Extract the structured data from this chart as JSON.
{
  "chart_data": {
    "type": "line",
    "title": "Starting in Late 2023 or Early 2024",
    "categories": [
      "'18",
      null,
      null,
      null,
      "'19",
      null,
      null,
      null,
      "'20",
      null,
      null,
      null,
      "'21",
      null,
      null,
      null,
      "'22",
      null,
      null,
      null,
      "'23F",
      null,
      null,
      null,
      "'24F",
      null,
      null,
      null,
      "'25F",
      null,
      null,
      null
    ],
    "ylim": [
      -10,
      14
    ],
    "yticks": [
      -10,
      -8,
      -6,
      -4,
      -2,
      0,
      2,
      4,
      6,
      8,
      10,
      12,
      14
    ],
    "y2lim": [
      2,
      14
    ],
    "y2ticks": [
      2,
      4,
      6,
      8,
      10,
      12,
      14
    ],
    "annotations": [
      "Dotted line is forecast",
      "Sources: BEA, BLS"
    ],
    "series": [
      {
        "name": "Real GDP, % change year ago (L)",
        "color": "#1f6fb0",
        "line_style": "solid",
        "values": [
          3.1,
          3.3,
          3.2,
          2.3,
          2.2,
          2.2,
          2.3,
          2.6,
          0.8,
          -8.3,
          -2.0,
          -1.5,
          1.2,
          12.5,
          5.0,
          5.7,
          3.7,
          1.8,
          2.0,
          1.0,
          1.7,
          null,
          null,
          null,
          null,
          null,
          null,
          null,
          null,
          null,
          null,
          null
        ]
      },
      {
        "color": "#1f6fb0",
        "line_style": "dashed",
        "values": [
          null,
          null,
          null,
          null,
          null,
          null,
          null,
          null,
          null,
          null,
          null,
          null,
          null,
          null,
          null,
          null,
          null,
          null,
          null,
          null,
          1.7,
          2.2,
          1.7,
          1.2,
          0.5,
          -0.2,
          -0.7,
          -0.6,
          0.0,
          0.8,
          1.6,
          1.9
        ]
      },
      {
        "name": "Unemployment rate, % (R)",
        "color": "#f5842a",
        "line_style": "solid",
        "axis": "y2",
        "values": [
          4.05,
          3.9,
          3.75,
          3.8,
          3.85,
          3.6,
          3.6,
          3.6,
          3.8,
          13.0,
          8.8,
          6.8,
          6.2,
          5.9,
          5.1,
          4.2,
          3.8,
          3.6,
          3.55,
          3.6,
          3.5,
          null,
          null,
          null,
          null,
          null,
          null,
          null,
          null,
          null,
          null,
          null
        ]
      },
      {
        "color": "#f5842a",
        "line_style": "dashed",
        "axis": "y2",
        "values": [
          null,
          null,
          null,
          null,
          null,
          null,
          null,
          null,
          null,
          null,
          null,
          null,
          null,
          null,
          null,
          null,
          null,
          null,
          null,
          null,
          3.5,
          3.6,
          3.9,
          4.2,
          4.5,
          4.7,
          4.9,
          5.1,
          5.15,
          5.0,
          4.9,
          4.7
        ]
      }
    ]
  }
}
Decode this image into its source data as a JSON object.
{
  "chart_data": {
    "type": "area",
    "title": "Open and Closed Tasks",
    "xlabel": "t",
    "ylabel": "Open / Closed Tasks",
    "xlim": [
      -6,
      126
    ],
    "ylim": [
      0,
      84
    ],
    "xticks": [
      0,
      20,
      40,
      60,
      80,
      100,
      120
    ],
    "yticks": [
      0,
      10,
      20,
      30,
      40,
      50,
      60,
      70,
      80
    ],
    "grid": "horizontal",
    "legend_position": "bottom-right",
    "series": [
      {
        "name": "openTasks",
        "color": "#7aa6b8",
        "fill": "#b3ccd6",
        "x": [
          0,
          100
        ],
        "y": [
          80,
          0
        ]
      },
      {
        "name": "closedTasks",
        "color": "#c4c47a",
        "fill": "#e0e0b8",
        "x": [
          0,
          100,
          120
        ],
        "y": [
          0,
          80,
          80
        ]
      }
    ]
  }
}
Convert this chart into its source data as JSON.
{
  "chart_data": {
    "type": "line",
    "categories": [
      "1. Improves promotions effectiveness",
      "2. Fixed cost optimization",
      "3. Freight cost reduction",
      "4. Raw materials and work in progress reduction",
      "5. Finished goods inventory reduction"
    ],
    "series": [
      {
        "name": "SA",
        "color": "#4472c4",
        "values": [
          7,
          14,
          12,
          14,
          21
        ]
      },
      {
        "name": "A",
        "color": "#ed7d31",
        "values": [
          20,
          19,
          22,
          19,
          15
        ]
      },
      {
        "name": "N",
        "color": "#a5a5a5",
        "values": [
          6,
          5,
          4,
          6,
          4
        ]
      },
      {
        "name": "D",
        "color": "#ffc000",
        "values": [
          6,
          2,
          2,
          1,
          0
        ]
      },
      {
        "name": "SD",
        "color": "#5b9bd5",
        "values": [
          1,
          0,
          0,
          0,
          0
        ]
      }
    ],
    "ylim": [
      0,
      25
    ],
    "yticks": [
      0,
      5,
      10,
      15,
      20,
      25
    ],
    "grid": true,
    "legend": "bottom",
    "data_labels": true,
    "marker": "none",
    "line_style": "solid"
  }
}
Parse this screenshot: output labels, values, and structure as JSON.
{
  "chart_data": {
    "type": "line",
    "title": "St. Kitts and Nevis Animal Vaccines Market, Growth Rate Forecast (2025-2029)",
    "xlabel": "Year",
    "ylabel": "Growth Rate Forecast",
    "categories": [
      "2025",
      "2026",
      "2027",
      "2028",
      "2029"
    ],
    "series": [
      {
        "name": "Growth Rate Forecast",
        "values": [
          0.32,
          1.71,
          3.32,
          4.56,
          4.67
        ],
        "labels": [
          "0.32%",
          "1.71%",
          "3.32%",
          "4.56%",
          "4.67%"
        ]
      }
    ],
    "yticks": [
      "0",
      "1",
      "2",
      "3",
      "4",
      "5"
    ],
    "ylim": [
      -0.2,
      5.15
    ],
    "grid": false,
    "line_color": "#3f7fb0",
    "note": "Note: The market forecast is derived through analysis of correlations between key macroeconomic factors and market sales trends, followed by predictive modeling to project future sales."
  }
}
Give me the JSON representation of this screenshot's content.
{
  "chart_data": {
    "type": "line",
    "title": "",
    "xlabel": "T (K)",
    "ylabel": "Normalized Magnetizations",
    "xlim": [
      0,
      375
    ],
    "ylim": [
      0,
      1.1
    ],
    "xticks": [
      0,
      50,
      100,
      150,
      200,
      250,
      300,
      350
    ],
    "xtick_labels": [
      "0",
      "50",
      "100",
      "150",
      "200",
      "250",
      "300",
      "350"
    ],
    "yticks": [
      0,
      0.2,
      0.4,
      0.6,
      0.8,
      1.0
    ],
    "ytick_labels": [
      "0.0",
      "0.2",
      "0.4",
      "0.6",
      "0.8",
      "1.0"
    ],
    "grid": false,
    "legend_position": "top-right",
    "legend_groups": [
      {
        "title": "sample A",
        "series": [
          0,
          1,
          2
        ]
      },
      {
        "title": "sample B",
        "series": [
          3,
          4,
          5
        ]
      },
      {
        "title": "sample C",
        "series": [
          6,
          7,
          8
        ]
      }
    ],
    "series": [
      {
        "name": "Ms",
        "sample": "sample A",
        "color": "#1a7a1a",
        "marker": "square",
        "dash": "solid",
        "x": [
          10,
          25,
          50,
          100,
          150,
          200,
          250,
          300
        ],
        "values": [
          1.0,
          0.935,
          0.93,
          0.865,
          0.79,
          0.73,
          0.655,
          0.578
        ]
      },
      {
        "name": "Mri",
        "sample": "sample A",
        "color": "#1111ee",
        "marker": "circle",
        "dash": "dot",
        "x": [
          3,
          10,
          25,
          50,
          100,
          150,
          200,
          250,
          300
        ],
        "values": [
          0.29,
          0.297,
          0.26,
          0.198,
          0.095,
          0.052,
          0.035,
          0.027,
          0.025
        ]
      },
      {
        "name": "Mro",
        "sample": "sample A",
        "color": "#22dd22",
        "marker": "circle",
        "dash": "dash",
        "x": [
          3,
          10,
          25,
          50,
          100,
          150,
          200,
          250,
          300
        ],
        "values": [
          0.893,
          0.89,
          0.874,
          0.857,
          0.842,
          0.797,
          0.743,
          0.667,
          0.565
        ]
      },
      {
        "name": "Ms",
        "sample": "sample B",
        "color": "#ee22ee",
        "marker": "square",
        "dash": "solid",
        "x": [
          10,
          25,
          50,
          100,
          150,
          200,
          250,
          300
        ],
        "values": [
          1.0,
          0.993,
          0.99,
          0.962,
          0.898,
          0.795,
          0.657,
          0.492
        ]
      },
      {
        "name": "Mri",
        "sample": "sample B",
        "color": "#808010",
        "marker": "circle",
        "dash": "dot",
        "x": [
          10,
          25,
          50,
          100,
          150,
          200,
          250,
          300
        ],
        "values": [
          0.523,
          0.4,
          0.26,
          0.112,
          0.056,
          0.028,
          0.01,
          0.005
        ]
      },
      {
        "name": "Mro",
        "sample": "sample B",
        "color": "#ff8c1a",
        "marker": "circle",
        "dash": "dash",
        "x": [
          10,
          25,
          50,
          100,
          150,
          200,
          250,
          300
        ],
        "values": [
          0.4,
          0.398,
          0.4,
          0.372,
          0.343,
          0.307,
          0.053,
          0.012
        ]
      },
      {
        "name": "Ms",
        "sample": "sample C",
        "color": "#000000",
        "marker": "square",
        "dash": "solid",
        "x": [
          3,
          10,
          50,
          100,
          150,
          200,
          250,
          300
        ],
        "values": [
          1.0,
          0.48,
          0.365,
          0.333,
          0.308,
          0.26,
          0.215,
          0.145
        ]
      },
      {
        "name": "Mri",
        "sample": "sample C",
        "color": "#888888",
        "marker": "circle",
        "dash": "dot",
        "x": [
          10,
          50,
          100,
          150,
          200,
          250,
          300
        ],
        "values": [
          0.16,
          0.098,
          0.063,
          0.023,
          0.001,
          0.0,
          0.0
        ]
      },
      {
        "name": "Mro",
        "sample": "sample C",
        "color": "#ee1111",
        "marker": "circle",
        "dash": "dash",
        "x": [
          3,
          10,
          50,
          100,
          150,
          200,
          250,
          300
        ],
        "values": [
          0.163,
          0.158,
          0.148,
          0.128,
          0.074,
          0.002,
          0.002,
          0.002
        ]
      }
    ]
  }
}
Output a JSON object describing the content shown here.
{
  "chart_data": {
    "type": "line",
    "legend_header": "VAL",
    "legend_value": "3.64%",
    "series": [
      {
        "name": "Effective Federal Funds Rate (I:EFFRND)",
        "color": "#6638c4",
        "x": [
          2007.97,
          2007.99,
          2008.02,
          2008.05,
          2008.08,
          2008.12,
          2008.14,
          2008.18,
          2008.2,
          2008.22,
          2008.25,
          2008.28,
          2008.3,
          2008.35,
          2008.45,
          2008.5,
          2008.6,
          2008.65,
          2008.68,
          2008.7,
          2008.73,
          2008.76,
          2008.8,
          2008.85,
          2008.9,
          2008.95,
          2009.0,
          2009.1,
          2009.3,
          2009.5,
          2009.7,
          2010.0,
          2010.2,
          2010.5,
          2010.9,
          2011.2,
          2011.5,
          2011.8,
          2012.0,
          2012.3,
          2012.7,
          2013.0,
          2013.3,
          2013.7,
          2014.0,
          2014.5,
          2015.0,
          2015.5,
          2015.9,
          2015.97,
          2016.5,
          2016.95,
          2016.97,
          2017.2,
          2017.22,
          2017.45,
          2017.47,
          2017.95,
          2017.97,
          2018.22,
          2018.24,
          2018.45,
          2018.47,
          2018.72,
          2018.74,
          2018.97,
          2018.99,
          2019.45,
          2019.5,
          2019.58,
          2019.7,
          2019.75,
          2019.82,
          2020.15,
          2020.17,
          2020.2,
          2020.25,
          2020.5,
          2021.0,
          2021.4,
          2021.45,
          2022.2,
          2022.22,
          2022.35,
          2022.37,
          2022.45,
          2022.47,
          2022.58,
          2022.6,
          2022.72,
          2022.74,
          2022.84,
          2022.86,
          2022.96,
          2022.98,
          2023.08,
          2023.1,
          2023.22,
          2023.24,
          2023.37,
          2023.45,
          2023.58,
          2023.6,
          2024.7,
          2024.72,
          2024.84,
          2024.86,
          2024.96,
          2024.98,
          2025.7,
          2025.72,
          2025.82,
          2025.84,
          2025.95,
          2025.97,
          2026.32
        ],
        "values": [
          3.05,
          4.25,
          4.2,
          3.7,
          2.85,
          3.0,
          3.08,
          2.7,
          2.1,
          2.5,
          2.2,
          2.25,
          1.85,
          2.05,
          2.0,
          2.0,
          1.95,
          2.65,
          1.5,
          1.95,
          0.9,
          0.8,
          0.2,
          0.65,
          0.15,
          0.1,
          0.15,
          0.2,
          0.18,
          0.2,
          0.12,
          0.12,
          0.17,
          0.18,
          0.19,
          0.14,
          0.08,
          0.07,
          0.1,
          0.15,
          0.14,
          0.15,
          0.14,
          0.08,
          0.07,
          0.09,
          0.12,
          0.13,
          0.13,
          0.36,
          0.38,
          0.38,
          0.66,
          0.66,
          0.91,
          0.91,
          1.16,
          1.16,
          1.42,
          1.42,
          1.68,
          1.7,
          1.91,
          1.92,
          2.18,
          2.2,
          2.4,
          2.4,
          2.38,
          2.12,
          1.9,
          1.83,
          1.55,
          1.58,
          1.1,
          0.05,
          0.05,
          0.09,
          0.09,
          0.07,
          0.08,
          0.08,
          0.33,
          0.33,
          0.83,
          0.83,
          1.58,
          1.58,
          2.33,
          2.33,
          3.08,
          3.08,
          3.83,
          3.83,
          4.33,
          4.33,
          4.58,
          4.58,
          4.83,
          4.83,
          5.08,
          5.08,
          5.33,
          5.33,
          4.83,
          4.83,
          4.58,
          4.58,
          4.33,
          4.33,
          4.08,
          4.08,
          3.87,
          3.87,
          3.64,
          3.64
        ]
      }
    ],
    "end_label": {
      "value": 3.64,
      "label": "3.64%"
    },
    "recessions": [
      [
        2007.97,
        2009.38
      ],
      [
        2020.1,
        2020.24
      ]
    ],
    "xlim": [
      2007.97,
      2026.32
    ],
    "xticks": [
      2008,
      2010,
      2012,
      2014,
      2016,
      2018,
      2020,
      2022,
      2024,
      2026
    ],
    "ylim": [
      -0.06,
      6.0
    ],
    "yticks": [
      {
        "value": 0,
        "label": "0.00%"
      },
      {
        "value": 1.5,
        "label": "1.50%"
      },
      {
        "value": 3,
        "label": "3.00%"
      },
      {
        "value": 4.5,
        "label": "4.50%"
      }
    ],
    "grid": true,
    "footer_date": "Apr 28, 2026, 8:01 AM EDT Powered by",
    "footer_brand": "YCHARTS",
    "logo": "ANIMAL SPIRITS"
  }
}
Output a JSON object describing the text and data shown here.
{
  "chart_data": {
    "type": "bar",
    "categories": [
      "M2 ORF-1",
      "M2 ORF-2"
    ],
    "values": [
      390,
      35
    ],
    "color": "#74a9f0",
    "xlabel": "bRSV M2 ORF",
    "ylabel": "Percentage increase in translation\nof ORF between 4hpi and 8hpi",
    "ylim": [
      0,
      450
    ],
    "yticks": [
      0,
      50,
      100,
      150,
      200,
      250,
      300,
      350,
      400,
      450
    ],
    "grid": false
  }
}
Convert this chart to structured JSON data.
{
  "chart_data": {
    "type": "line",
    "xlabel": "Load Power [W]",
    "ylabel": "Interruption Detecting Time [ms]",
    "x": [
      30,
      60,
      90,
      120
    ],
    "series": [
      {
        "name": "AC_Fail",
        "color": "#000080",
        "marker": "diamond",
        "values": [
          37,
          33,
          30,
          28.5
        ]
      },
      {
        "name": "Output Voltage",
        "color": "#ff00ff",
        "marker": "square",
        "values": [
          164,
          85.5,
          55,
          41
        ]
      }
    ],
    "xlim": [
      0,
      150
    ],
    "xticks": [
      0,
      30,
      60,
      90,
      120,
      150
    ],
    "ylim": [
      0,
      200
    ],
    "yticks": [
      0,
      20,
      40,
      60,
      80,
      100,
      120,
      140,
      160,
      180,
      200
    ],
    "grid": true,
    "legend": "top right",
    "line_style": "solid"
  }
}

Given exercise - Search the entries for the word "this" and copy every line that has it.

Written answer -
Extract the structured data from this chart as JSON.
Decode this image into its source data as a JSON object.
Convert this chart into its source data as JSON.
Parse this screenshot: output labels, values, and structure as JSON.
Give me the JSON representation of this screenshot's content.
Convert this chart to structured JSON data.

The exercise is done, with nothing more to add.